▶ _Given information_
==========

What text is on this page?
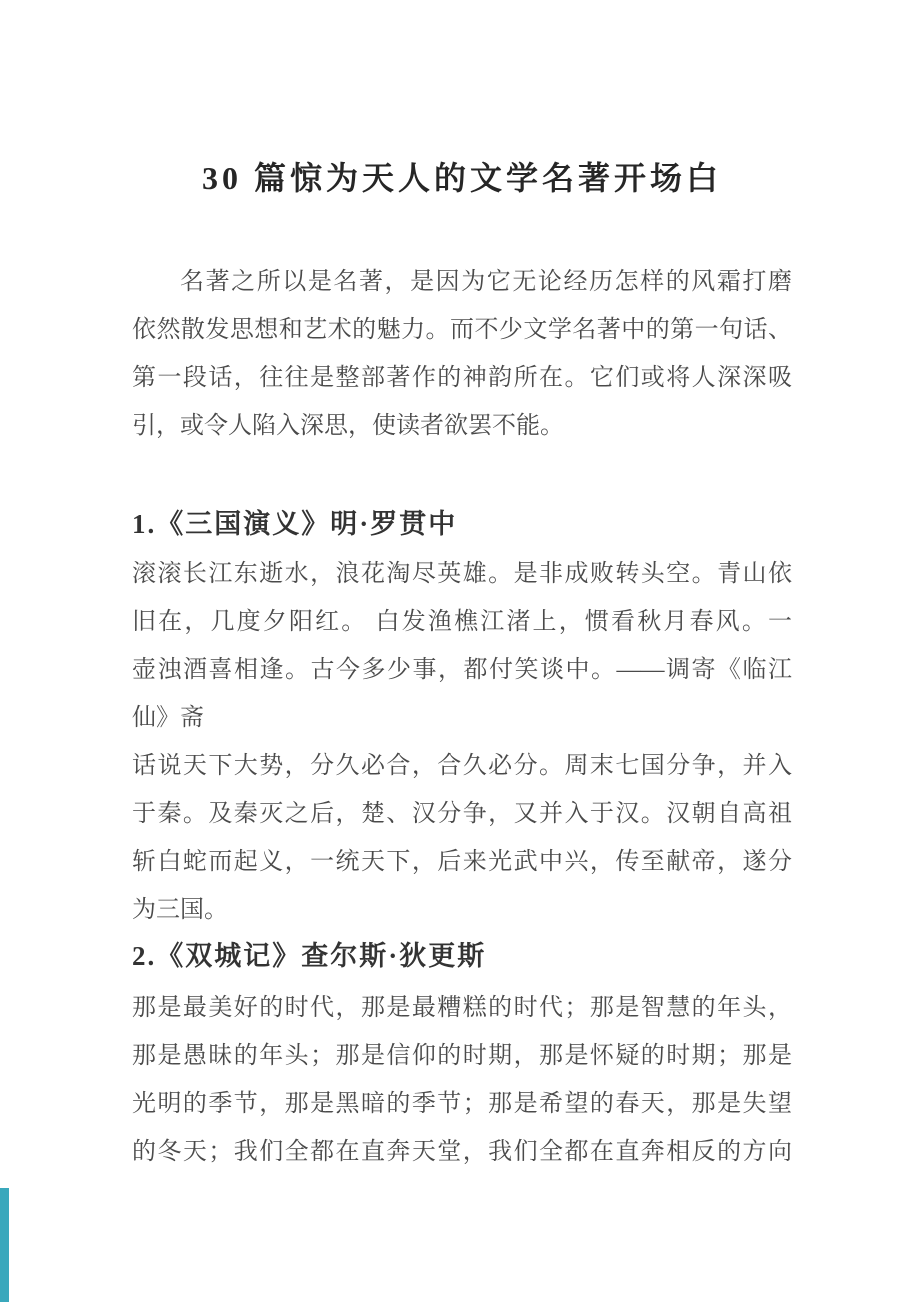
30 篇惊为天人的文学名著开场白
名著之所以是名著，是因为它无论经历怎样的风霜打磨
依然散发思想和艺术的魅力。而不少文学名著中的第一句话、
第一段话，往往是整部著作的神韵所在。它们或将人深深吸
引，或令人陷入深思，使读者欲罢不能。
1.《三国演义》明·罗贯中
滚滚长江东逝水，浪花淘尽英雄。是非成败转头空。青山依
旧在，几度夕阳红。 白发渔樵江渚上，惯看秋月春风。一
壶浊酒喜相逢。古今多少事，都付笑谈中。——调寄《临江
仙》斋
话说天下大势，分久必合，合久必分。周末七国分争，并入
于秦。及秦灭之后，楚、汉分争，又并入于汉。汉朝自高祖
斩白蛇而起义，一统天下，后来光武中兴，传至献帝，遂分
为三国。
2.《双城记》查尔斯·狄更斯
那是最美好的时代，那是最糟糕的时代；那是智慧的年头，
那是愚昧的年头；那是信仰的时期，那是怀疑的时期；那是
光明的季节，那是黑暗的季节；那是希望的春天，那是失望
的冬天；我们全都在直奔天堂，我们全都在直奔相反的方向
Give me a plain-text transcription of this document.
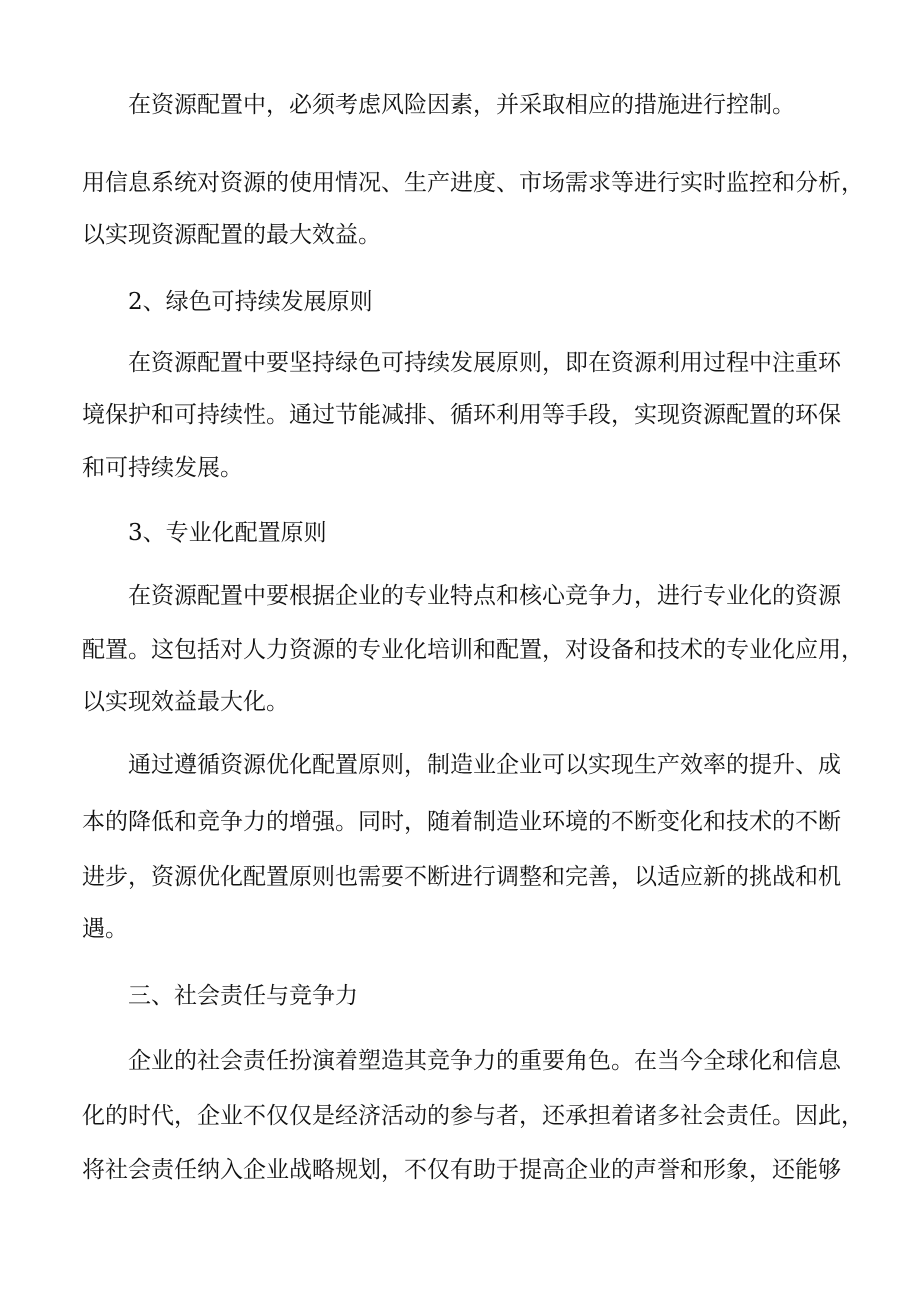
在资源配置中，必须考虑风险因素，并采取相应的措施进行控制。
用信息系统对资源的使用情况、生产进度、市场需求等进行实时监控和分析，
以实现资源配置的最大效益。
2、绿色可持续发展原则
在资源配置中要坚持绿色可持续发展原则，即在资源利用过程中注重环
境保护和可持续性。通过节能减排、循环利用等手段，实现资源配置的环保
和可持续发展。
3、专业化配置原则
在资源配置中要根据企业的专业特点和核心竞争力，进行专业化的资源
配置。这包括对人力资源的专业化培训和配置，对设备和技术的专业化应用，
以实现效益最大化。
通过遵循资源优化配置原则，制造业企业可以实现生产效率的提升、成
本的降低和竞争力的增强。同时，随着制造业环境的不断变化和技术的不断
进步，资源优化配置原则也需要不断进行调整和完善，以适应新的挑战和机
遇。
三、社会责任与竞争力
企业的社会责任扮演着塑造其竞争力的重要角色。在当今全球化和信息
化的时代，企业不仅仅是经济活动的参与者，还承担着诸多社会责任。因此，
将社会责任纳入企业战略规划，不仅有助于提高企业的声誉和形象，还能够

==========

▶ _Written exercise_
Write the records out once more, exactly as they appear, with no pictures.

▶ _Final result_
What text is on this page?
30 篇惊为天人的文学名著开场白
名著之所以是名著，是因为它无论经历怎样的风霜打磨
依然散发思想和艺术的魅力。而不少文学名著中的第一句话、
第一段话，往往是整部著作的神韵所在。它们或将人深深吸
引，或令人陷入深思，使读者欲罢不能。
1.《三国演义》明·罗贯中
滚滚长江东逝水，浪花淘尽英雄。是非成败转头空。青山依
旧在，几度夕阳红。 白发渔樵江渚上，惯看秋月春风。一
壶浊酒喜相逢。古今多少事，都付笑谈中。——调寄《临江
仙》斋
话说天下大势，分久必合，合久必分。周末七国分争，并入
于秦。及秦灭之后，楚、汉分争，又并入于汉。汉朝自高祖
斩白蛇而起义，一统天下，后来光武中兴，传至献帝，遂分
为三国。
2.《双城记》查尔斯·狄更斯
那是最美好的时代，那是最糟糕的时代；那是智慧的年头，
那是愚昧的年头；那是信仰的时期，那是怀疑的时期；那是
光明的季节，那是黑暗的季节；那是希望的春天，那是失望
的冬天；我们全都在直奔天堂，我们全都在直奔相反的方向
Give me a plain-text transcription of this document.
在资源配置中，必须考虑风险因素，并采取相应的措施进行控制。
用信息系统对资源的使用情况、生产进度、市场需求等进行实时监控和分析，
以实现资源配置的最大效益。
2、绿色可持续发展原则
在资源配置中要坚持绿色可持续发展原则，即在资源利用过程中注重环
境保护和可持续性。通过节能减排、循环利用等手段，实现资源配置的环保
和可持续发展。
3、专业化配置原则
在资源配置中要根据企业的专业特点和核心竞争力，进行专业化的资源
配置。这包括对人力资源的专业化培训和配置，对设备和技术的专业化应用，
以实现效益最大化。
通过遵循资源优化配置原则，制造业企业可以实现生产效率的提升、成
本的降低和竞争力的增强。同时，随着制造业环境的不断变化和技术的不断
进步，资源优化配置原则也需要不断进行调整和完善，以适应新的挑战和机
遇。
三、社会责任与竞争力
企业的社会责任扮演着塑造其竞争力的重要角色。在当今全球化和信息
化的时代，企业不仅仅是经济活动的参与者，还承担着诸多社会责任。因此，
将社会责任纳入企业战略规划，不仅有助于提高企业的声誉和形象，还能够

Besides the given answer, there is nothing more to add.